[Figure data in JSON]
▼
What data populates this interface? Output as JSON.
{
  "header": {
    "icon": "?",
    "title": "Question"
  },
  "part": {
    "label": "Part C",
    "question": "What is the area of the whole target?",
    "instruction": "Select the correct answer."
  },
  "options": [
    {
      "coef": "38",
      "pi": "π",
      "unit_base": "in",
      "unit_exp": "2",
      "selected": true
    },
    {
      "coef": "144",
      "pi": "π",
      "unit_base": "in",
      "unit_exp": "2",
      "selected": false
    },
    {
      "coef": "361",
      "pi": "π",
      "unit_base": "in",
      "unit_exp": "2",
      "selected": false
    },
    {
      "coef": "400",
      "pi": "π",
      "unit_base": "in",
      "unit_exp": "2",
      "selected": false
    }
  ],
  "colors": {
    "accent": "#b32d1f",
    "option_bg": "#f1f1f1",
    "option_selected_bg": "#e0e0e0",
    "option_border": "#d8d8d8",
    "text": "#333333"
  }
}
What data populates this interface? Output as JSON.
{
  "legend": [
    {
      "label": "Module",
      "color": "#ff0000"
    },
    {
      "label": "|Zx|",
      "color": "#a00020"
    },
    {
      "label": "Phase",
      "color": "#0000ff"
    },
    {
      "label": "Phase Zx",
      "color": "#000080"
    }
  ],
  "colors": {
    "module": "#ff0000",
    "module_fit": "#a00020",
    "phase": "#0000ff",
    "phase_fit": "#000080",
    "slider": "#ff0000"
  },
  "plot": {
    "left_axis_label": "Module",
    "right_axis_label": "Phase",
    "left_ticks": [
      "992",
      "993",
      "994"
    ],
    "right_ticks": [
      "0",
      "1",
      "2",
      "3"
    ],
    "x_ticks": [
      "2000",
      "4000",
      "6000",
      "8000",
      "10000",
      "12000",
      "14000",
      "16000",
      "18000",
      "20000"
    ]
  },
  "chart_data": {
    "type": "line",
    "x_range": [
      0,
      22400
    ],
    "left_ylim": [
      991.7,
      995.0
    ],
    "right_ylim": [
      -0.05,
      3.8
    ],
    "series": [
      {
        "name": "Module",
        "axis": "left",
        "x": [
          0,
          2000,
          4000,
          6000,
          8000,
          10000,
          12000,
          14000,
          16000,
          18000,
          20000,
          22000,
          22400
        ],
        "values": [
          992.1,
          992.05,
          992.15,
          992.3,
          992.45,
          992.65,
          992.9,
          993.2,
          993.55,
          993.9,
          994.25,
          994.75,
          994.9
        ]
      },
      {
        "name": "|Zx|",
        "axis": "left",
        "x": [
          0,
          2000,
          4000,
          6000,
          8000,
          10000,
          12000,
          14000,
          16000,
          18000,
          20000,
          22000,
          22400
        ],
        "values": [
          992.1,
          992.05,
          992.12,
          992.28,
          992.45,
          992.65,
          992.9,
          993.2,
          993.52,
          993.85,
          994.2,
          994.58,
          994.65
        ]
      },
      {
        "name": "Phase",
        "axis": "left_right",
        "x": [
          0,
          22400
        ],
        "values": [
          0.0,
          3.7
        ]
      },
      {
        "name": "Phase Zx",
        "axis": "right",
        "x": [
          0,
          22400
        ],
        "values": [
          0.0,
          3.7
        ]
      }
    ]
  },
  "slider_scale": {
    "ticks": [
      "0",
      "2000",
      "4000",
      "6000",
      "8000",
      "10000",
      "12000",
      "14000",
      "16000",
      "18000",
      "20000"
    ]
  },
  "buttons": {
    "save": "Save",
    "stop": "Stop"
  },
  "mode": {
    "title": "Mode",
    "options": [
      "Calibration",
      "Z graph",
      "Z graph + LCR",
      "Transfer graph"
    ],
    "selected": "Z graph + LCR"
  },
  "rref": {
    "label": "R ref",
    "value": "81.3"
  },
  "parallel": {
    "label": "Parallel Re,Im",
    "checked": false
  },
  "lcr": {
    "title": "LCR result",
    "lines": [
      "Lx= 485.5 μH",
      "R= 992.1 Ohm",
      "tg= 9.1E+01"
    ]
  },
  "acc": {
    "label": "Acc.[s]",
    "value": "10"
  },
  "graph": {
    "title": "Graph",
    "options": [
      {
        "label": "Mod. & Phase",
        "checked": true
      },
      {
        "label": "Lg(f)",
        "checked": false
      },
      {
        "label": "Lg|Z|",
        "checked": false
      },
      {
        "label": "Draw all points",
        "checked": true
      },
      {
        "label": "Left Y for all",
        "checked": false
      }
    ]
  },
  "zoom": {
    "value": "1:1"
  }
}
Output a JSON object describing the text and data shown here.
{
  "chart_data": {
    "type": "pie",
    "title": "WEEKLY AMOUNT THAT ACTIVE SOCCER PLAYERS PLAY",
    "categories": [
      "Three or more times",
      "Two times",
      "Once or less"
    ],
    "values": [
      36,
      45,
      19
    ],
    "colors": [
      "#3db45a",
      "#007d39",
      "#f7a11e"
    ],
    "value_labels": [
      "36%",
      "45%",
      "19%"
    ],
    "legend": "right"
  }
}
▲
▶ PROMPT: Copy every line of the material, please, keeping it exactly the same.

▶ ANSWER IN FULL:
What data populates this interface? Output as JSON.
{
  "header": {
    "icon": "?",
    "title": "Question"
  },
  "part": {
    "label": "Part C",
    "question": "What is the area of the whole target?",
    "instruction": "Select the correct answer."
  },
  "options": [
    {
      "coef": "38",
      "pi": "π",
      "unit_base": "in",
      "unit_exp": "2",
      "selected": true
    },
    {
      "coef": "144",
      "pi": "π",
      "unit_base": "in",
      "unit_exp": "2",
      "selected": false
    },
    {
      "coef": "361",
      "pi": "π",
      "unit_base": "in",
      "unit_exp": "2",
      "selected": false
    },
    {
      "coef": "400",
      "pi": "π",
      "unit_base": "in",
      "unit_exp": "2",
      "selected": false
    }
  ],
  "colors": {
    "accent": "#b32d1f",
    "option_bg": "#f1f1f1",
    "option_selected_bg": "#e0e0e0",
    "option_border": "#d8d8d8",
    "text": "#333333"
  }
}
What data populates this interface? Output as JSON.
{
  "legend": [
    {
      "label": "Module",
      "color": "#ff0000"
    },
    {
      "label": "|Zx|",
      "color": "#a00020"
    },
    {
      "label": "Phase",
      "color": "#0000ff"
    },
    {
      "label": "Phase Zx",
      "color": "#000080"
    }
  ],
  "colors": {
    "module": "#ff0000",
    "module_fit": "#a00020",
    "phase": "#0000ff",
    "phase_fit": "#000080",
    "slider": "#ff0000"
  },
  "plot": {
    "left_axis_label": "Module",
    "right_axis_label": "Phase",
    "left_ticks": [
      "992",
      "993",
      "994"
    ],
    "right_ticks": [
      "0",
      "1",
      "2",
      "3"
    ],
    "x_ticks": [
      "2000",
      "4000",
      "6000",
      "8000",
      "10000",
      "12000",
      "14000",
      "16000",
      "18000",
      "20000"
    ]
  },
  "chart_data": {
    "type": "line",
    "x_range": [
      0,
      22400
    ],
    "left_ylim": [
      991.7,
      995.0
    ],
    "right_ylim": [
      -0.05,
      3.8
    ],
    "series": [
      {
        "name": "Module",
        "axis": "left",
        "x": [
          0,
          2000,
          4000,
          6000,
          8000,
          10000,
          12000,
          14000,
          16000,
          18000,
          20000,
          22000,
          22400
        ],
        "values": [
          992.1,
          992.05,
          992.15,
          992.3,
          992.45,
          992.65,
          992.9,
          993.2,
          993.55,
          993.9,
          994.25,
          994.75,
          994.9
        ]
      },
      {
        "name": "|Zx|",
        "axis": "left",
        "x": [
          0,
          2000,
          4000,
          6000,
          8000,
          10000,
          12000,
          14000,
          16000,
          18000,
          20000,
          22000,
          22400
        ],
        "values": [
          992.1,
          992.05,
          992.12,
          992.28,
          992.45,
          992.65,
          992.9,
          993.2,
          993.52,
          993.85,
          994.2,
          994.58,
          994.65
        ]
      },
      {
        "name": "Phase",
        "axis": "left_right",
        "x": [
          0,
          22400
        ],
        "values": [
          0.0,
          3.7
        ]
      },
      {
        "name": "Phase Zx",
        "axis": "right",
        "x": [
          0,
          22400
        ],
        "values": [
          0.0,
          3.7
        ]
      }
    ]
  },
  "slider_scale": {
    "ticks": [
      "0",
      "2000",
      "4000",
      "6000",
      "8000",
      "10000",
      "12000",
      "14000",
      "16000",
      "18000",
      "20000"
    ]
  },
  "buttons": {
    "save": "Save",
    "stop": "Stop"
  },
  "mode": {
    "title": "Mode",
    "options": [
      "Calibration",
      "Z graph",
      "Z graph + LCR",
      "Transfer graph"
    ],
    "selected": "Z graph + LCR"
  },
  "rref": {
    "label": "R ref",
    "value": "81.3"
  },
  "parallel": {
    "label": "Parallel Re,Im",
    "checked": false
  },
  "lcr": {
    "title": "LCR result",
    "lines": [
      "Lx= 485.5 μH",
      "R= 992.1 Ohm",
      "tg= 9.1E+01"
    ]
  },
  "acc": {
    "label": "Acc.[s]",
    "value": "10"
  },
  "graph": {
    "title": "Graph",
    "options": [
      {
        "label": "Mod. & Phase",
        "checked": true
      },
      {
        "label": "Lg(f)",
        "checked": false
      },
      {
        "label": "Lg|Z|",
        "checked": false
      },
      {
        "label": "Draw all points",
        "checked": true
      },
      {
        "label": "Left Y for all",
        "checked": false
      }
    ]
  },
  "zoom": {
    "value": "1:1"
  }
}
Output a JSON object describing the text and data shown here.
{
  "chart_data": {
    "type": "pie",
    "title": "WEEKLY AMOUNT THAT ACTIVE SOCCER PLAYERS PLAY",
    "categories": [
      "Three or more times",
      "Two times",
      "Once or less"
    ],
    "values": [
      36,
      45,
      19
    ],
    "colors": [
      "#3db45a",
      "#007d39",
      "#f7a11e"
    ],
    "value_labels": [
      "36%",
      "45%",
      "19%"
    ],
    "legend": "right"
  }
}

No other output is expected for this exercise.